● **What to work on**:
Copy each of the following lines verbatim, without altering any character.

● **Given data**:
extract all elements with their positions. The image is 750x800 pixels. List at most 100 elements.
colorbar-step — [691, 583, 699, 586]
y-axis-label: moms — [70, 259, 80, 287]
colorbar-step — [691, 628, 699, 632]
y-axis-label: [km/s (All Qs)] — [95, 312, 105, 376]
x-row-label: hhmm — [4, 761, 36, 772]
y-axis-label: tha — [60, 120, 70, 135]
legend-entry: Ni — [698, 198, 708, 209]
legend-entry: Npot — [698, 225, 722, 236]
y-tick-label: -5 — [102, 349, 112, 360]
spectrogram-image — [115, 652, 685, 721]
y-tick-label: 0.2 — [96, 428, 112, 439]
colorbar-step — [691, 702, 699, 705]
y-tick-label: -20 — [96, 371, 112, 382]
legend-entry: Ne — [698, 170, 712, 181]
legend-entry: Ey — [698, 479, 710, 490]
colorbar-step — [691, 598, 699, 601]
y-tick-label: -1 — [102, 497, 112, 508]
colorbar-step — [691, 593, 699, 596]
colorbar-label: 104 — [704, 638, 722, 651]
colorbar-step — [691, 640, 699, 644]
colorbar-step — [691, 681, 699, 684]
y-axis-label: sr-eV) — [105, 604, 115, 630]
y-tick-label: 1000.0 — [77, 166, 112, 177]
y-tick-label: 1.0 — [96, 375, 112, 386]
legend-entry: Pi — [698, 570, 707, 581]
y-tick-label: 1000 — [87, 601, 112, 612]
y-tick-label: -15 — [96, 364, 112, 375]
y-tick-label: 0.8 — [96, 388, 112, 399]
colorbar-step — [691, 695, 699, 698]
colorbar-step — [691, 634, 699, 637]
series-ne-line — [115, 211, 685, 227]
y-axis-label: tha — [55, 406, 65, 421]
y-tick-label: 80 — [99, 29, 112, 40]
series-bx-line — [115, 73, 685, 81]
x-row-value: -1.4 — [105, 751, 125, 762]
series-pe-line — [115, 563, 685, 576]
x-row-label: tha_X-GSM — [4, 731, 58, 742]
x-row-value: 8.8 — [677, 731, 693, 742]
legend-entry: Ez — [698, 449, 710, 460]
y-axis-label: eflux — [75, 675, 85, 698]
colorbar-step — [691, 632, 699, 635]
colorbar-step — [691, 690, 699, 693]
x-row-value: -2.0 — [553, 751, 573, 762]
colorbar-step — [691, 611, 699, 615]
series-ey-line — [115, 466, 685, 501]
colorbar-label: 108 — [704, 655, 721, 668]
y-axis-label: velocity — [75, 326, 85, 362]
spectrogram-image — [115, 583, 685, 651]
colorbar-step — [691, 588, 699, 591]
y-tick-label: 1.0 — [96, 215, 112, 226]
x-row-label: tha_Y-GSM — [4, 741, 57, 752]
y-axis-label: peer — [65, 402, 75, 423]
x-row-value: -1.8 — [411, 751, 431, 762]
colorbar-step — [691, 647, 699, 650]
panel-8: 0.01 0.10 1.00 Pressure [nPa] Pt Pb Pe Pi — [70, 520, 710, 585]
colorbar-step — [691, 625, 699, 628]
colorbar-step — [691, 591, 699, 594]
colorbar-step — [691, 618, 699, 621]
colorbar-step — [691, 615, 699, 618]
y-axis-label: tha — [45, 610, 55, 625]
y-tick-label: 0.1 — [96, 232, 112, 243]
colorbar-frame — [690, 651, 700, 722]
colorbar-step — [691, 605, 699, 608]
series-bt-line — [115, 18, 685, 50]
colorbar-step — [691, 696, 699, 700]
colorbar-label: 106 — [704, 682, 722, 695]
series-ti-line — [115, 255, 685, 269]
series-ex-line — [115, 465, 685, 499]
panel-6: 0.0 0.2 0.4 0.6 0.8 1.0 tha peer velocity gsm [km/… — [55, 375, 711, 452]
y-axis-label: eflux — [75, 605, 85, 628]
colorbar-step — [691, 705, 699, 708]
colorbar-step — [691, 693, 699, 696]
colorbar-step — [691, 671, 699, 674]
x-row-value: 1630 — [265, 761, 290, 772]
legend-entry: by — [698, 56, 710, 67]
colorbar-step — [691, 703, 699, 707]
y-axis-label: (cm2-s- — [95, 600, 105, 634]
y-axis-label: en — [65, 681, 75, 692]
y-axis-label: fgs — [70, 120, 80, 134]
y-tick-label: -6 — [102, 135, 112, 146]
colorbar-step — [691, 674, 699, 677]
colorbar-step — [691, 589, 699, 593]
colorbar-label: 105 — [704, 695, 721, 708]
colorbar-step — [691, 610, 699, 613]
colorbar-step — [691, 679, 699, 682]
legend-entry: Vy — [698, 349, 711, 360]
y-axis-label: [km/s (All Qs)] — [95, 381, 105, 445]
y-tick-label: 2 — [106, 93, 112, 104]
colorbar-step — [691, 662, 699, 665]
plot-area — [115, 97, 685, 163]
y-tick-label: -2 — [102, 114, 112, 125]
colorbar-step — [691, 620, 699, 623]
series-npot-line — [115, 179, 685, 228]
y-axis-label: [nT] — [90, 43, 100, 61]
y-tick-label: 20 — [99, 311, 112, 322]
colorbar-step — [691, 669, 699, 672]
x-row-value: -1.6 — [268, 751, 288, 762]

● **Solution for this task**:
extract all elements with their positions. The image is 750x800 pixels. List at most 100 elements.
colorbar-step — [691, 583, 699, 586]
y-axis-label: moms — [70, 259, 80, 287]
colorbar-step — [691, 628, 699, 632]
y-axis-label: [km/s (All Qs)] — [95, 312, 105, 376]
x-row-label: hhmm — [4, 761, 36, 772]
y-axis-label: tha — [60, 120, 70, 135]
legend-entry: Ni — [698, 198, 708, 209]
legend-entry: Npot — [698, 225, 722, 236]
y-tick-label: -5 — [102, 349, 112, 360]
spectrogram-image — [115, 652, 685, 721]
y-tick-label: 0.2 — [96, 428, 112, 439]
colorbar-step — [691, 702, 699, 705]
y-tick-label: -20 — [96, 371, 112, 382]
legend-entry: Ne — [698, 170, 712, 181]
legend-entry: Ey — [698, 479, 710, 490]
colorbar-step — [691, 598, 699, 601]
y-tick-label: -1 — [102, 497, 112, 508]
colorbar-step — [691, 593, 699, 596]
colorbar-label: 104 — [704, 638, 722, 651]
colorbar-step — [691, 640, 699, 644]
colorbar-step — [691, 681, 699, 684]
y-axis-label: sr-eV) — [105, 604, 115, 630]
y-tick-label: 1000.0 — [77, 166, 112, 177]
y-tick-label: 1.0 — [96, 375, 112, 386]
legend-entry: Pi — [698, 570, 707, 581]
y-tick-label: 1000 — [87, 601, 112, 612]
y-tick-label: -15 — [96, 364, 112, 375]
y-tick-label: 0.8 — [96, 388, 112, 399]
colorbar-step — [691, 695, 699, 698]
colorbar-step — [691, 634, 699, 637]
series-ne-line — [115, 211, 685, 227]
y-axis-label: tha — [55, 406, 65, 421]
y-tick-label: 80 — [99, 29, 112, 40]
series-bx-line — [115, 73, 685, 81]
x-row-value: -1.4 — [105, 751, 125, 762]
series-pe-line — [115, 563, 685, 576]
x-row-label: tha_X-GSM — [4, 731, 58, 742]
x-row-value: 8.8 — [677, 731, 693, 742]
legend-entry: Ez — [698, 449, 710, 460]
y-axis-label: eflux — [75, 675, 85, 698]
colorbar-step — [691, 632, 699, 635]
colorbar-step — [691, 690, 699, 693]
x-row-value: -2.0 — [553, 751, 573, 762]
colorbar-step — [691, 611, 699, 615]
series-ey-line — [115, 466, 685, 501]
colorbar-label: 108 — [704, 655, 721, 668]
y-axis-label: velocity — [75, 326, 85, 362]
spectrogram-image — [115, 583, 685, 651]
colorbar-step — [691, 588, 699, 591]
y-tick-label: 1.0 — [96, 215, 112, 226]
x-row-label: tha_Y-GSM — [4, 741, 57, 752]
y-axis-label: peer — [65, 402, 75, 423]
x-row-value: -1.8 — [411, 751, 431, 762]
colorbar-step — [691, 647, 699, 650]
panel-8: 0.01 0.10 1.00 Pressure [nPa] Pt Pb Pe Pi — [70, 520, 710, 585]
colorbar-step — [691, 625, 699, 628]
colorbar-step — [691, 591, 699, 594]
colorbar-step — [691, 618, 699, 621]
colorbar-step — [691, 615, 699, 618]
y-axis-label: tha — [45, 610, 55, 625]
y-tick-label: 0.1 — [96, 232, 112, 243]
colorbar-frame — [690, 651, 700, 722]
colorbar-step — [691, 605, 699, 608]
series-bt-line — [115, 18, 685, 50]
colorbar-step — [691, 696, 699, 700]
colorbar-label: 106 — [704, 682, 722, 695]
series-ti-line — [115, 255, 685, 269]
series-ex-line — [115, 465, 685, 499]
panel-6: 0.0 0.2 0.4 0.6 0.8 1.0 tha peer velocity gsm [km/… — [55, 375, 711, 452]
y-axis-label: eflux — [75, 605, 85, 628]
colorbar-step — [691, 705, 699, 708]
colorbar-step — [691, 693, 699, 696]
colorbar-step — [691, 671, 699, 674]
x-row-value: 1630 — [265, 761, 290, 772]
legend-entry: by — [698, 56, 710, 67]
colorbar-step — [691, 703, 699, 707]
y-axis-label: (cm2-s- — [95, 600, 105, 634]
y-axis-label: en — [65, 681, 75, 692]
y-axis-label: fgs — [70, 120, 80, 134]
y-tick-label: -6 — [102, 135, 112, 146]
colorbar-step — [691, 674, 699, 677]
colorbar-step — [691, 589, 699, 593]
colorbar-label: 105 — [704, 695, 721, 708]
colorbar-step — [691, 610, 699, 613]
colorbar-step — [691, 679, 699, 682]
legend-entry: Vy — [698, 349, 711, 360]
y-axis-label: [km/s (All Qs)] — [95, 381, 105, 445]
y-tick-label: 2 — [106, 93, 112, 104]
colorbar-step — [691, 662, 699, 665]
plot-area — [115, 97, 685, 163]
y-tick-label: -2 — [102, 114, 112, 125]
colorbar-step — [691, 620, 699, 623]
series-npot-line — [115, 179, 685, 228]
y-axis-label: [nT] — [90, 43, 100, 61]
y-tick-label: 20 — [99, 311, 112, 322]
colorbar-step — [691, 669, 699, 672]
x-row-value: -1.6 — [268, 751, 288, 762]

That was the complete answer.